Work required: Copy out every line that contains the word "Answer".

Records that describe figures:
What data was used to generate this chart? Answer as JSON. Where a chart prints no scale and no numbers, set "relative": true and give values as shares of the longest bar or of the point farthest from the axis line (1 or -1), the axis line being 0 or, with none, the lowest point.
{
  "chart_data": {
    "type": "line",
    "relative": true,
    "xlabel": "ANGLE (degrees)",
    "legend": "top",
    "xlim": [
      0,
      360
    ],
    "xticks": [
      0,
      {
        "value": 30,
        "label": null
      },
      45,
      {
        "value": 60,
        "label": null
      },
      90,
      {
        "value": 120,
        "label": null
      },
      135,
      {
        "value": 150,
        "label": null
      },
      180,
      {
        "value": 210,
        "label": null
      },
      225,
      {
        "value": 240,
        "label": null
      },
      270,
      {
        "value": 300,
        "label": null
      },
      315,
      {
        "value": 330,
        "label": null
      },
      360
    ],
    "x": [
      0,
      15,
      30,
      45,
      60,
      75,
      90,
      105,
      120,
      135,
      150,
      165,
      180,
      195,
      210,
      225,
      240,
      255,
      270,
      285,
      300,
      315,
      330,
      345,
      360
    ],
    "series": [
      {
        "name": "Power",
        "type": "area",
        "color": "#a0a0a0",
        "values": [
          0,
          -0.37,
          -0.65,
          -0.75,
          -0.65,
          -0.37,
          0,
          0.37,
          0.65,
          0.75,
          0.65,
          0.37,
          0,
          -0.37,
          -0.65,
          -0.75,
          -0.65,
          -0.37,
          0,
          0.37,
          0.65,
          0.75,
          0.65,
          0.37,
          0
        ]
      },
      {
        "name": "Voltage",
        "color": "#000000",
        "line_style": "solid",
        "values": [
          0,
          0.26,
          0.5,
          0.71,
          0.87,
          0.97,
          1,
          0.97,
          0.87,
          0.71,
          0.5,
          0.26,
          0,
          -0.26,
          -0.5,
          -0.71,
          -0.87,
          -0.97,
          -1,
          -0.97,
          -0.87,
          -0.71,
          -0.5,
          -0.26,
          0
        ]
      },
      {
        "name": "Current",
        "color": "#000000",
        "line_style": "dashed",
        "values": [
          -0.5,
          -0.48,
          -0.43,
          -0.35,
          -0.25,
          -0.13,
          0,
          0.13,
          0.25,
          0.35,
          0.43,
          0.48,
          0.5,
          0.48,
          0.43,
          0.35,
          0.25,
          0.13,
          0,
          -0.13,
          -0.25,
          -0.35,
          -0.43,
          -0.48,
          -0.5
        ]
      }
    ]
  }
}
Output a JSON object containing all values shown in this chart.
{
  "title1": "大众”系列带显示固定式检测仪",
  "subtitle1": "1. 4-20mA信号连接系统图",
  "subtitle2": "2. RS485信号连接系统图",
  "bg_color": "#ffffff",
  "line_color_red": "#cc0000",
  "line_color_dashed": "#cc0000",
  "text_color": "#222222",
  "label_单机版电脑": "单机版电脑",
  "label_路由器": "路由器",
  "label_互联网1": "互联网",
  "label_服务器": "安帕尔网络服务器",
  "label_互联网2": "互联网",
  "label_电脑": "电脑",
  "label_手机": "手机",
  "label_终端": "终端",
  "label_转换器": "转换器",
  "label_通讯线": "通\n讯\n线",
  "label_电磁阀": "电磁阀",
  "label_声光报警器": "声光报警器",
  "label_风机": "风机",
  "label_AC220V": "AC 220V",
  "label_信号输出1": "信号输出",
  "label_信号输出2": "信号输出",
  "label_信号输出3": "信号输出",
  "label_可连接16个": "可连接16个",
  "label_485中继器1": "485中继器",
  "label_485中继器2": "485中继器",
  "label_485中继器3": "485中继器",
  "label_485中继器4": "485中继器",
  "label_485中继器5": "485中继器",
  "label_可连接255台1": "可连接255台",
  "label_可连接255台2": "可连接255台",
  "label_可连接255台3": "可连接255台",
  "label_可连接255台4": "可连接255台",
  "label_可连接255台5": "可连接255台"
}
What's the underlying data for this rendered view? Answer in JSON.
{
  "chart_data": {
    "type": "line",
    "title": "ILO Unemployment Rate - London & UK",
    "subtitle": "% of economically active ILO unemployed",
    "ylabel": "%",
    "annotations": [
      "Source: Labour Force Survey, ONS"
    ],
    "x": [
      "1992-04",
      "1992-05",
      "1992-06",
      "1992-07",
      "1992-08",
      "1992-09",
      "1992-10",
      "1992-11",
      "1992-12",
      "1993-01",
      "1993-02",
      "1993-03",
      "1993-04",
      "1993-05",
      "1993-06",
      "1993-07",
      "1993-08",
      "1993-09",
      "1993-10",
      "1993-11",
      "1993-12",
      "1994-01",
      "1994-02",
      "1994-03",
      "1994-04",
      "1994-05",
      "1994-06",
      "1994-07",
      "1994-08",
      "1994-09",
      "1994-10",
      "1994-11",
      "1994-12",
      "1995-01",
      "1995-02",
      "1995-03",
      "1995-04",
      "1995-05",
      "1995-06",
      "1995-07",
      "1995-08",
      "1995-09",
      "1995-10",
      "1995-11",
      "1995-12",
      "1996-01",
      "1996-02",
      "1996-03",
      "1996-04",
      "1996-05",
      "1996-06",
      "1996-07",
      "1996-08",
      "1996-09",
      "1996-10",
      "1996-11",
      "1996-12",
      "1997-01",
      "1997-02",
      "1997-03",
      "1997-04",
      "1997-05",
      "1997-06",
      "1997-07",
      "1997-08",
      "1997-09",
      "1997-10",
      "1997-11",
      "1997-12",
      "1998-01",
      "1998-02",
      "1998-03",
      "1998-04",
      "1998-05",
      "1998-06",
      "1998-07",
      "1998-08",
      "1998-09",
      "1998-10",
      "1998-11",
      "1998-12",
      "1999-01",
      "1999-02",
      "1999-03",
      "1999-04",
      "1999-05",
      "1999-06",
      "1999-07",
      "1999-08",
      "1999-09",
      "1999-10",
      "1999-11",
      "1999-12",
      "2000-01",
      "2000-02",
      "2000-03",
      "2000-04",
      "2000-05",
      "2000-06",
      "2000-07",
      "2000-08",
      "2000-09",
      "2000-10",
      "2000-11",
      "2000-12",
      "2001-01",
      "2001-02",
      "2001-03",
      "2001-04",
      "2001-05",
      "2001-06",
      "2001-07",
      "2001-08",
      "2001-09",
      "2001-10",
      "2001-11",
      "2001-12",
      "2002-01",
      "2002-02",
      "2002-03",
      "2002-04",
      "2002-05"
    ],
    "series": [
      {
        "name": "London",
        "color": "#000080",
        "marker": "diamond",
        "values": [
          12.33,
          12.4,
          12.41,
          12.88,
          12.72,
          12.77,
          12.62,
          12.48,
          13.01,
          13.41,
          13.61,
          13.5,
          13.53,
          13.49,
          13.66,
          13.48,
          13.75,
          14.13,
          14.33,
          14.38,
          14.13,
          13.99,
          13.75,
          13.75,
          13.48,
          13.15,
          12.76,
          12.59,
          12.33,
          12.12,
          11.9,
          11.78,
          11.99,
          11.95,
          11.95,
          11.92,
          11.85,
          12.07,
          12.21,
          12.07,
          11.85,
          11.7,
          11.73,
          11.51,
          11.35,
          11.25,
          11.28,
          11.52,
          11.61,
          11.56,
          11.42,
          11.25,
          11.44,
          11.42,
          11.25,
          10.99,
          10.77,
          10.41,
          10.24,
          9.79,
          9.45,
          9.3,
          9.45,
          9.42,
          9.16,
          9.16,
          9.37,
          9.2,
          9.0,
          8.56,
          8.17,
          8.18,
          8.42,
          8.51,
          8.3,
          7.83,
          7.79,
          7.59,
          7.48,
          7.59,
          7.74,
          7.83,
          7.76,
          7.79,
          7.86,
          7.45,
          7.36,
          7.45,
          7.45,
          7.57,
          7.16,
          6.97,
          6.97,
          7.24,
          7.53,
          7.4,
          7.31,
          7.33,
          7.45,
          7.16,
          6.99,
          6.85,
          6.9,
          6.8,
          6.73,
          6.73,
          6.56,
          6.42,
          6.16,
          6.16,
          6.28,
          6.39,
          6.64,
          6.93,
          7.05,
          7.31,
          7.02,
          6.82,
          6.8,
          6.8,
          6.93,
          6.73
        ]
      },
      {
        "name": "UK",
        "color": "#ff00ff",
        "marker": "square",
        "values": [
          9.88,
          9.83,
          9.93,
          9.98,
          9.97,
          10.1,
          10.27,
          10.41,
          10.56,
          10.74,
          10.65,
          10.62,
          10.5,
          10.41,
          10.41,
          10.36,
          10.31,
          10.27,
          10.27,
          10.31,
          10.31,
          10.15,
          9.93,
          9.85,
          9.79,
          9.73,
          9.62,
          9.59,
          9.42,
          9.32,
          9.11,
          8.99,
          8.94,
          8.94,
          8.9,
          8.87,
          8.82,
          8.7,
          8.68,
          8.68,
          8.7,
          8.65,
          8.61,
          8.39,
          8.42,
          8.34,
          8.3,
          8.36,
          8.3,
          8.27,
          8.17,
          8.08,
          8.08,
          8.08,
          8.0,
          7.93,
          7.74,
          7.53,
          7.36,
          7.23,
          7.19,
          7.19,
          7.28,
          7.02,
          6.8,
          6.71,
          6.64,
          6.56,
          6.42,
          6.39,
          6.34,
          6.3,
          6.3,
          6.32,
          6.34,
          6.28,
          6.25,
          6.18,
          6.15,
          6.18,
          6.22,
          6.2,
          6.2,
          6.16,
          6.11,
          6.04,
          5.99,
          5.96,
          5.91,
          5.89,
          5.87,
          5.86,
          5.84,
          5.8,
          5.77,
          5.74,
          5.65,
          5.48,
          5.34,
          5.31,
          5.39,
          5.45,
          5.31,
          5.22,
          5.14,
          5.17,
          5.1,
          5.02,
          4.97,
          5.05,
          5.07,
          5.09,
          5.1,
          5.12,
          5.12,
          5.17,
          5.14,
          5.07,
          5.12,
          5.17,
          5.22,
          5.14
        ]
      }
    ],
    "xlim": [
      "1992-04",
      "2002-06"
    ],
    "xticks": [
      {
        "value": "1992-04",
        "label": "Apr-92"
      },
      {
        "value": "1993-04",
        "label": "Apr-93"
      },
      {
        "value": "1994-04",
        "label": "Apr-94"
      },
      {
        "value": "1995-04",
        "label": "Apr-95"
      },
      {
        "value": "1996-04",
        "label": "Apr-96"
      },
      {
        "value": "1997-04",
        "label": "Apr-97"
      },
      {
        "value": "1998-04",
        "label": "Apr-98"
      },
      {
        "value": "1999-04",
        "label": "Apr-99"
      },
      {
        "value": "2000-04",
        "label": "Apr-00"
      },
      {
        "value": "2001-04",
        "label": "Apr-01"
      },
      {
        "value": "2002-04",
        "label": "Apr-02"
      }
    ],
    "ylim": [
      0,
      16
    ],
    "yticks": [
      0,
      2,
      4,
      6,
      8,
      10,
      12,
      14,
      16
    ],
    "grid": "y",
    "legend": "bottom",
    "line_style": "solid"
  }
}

Solution to this problem:
What data was used to generate this chart? Answer as JSON. Where a chart prints no scale and no numbers, set "relative": true and give values as shares of the longest bar or of the point farthest from the axis line (1 or -1), the axis line being 0 or, with none, the lowest point.
What's the underlying data for this rendered view? Answer in JSON.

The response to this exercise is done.